== Problem description ==
From the listing, collect all lines containing the word "zostanie".
______
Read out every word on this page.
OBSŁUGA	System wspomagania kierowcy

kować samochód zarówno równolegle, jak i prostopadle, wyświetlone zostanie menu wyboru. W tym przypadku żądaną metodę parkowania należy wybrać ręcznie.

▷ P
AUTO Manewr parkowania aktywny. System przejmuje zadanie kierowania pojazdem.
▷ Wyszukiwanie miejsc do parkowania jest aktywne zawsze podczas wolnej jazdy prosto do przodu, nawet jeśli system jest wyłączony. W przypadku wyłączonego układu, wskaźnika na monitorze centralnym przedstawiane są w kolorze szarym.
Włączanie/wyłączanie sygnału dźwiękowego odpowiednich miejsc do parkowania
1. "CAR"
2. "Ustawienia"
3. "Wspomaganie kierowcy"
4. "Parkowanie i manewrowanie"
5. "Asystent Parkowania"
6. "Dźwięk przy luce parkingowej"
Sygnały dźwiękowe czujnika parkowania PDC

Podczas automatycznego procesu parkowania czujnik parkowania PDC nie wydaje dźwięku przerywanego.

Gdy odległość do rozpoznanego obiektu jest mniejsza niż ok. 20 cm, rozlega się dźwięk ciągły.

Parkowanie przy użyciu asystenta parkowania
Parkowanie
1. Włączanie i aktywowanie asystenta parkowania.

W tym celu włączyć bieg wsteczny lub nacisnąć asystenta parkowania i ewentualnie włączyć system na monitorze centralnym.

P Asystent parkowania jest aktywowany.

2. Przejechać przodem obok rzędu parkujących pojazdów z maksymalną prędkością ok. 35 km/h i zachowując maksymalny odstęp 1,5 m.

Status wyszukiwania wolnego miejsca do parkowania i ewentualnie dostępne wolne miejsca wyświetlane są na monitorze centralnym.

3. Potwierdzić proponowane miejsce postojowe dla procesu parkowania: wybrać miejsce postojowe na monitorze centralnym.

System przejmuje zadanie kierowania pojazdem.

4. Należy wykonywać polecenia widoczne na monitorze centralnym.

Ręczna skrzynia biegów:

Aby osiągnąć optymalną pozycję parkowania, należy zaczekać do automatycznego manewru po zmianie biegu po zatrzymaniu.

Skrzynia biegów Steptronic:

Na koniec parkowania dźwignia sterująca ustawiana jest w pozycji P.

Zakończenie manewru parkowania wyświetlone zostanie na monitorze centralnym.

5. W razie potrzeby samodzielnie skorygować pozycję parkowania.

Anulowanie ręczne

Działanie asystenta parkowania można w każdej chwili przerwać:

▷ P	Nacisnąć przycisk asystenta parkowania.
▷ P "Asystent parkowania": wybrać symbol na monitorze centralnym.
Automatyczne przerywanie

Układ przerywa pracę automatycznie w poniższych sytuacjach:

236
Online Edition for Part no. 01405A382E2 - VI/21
______
== Reply ==
kować samochód zarówno równolegle, jak i prostopadle, wyświetlone zostanie menu wyboru. W tym przypadku żądaną metodę parkowania należy wybrać ręcznie.
Zakończenie manewru parkowania wyświetlone zostanie na monitorze centralnym.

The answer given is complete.